**WHAT IS NEEDED**
Look through the material below. Copy every line with the string "different" in it.

**LISTING**
— START —

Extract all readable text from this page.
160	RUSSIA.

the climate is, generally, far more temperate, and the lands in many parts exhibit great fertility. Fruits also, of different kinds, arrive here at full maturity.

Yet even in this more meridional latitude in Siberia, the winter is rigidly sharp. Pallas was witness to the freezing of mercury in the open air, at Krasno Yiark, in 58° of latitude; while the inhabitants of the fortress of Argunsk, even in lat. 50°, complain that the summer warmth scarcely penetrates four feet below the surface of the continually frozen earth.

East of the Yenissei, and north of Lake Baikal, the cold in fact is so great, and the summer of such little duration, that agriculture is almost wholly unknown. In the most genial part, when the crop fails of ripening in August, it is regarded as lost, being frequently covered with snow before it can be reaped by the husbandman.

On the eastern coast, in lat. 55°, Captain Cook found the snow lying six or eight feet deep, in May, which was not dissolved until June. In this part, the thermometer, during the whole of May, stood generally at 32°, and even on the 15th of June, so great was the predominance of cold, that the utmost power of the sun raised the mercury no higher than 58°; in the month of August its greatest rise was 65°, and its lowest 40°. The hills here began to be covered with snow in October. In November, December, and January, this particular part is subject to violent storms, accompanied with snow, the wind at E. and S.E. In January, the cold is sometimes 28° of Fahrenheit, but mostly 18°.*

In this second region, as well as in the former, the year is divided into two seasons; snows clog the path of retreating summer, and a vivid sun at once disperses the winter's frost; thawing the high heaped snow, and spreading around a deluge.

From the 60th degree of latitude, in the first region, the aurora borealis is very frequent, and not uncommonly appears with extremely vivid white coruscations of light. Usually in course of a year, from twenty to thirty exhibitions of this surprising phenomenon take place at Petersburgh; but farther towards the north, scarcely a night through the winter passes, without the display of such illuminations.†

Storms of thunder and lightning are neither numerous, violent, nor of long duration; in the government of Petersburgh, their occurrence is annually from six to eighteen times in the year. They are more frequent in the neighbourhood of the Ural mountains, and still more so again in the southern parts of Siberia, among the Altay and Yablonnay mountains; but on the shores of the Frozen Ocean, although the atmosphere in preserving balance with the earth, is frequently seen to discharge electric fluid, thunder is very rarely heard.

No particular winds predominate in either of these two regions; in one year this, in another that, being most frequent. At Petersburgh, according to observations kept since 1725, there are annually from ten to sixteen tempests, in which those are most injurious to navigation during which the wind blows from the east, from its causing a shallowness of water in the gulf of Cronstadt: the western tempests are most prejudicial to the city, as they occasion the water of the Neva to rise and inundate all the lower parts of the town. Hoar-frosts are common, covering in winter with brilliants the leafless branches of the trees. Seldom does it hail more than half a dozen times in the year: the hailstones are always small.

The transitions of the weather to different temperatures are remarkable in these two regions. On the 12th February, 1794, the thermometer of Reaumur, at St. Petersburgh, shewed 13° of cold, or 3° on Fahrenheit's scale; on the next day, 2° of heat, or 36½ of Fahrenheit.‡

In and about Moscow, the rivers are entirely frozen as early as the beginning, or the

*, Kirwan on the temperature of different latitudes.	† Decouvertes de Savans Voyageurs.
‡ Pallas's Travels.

— END —

**WRITTEN ANSWER**
the climate is, generally, far more temperate, and the lands in many parts exhibit great fertility. Fruits also, of different kinds, arrive here at full maturity.
The transitions of the weather to different temperatures are remarkable in these two regions. On the 12th February, 1794, the thermometer of Reaumur, at St. Petersburgh, shewed 13° of cold, or 3° on Fahrenheit's scale; on the next day, 2° of heat, or 36½ of Fahrenheit.‡
*, Kirwan on the temperature of different latitudes.	† Decouvertes de Savans Voyageurs.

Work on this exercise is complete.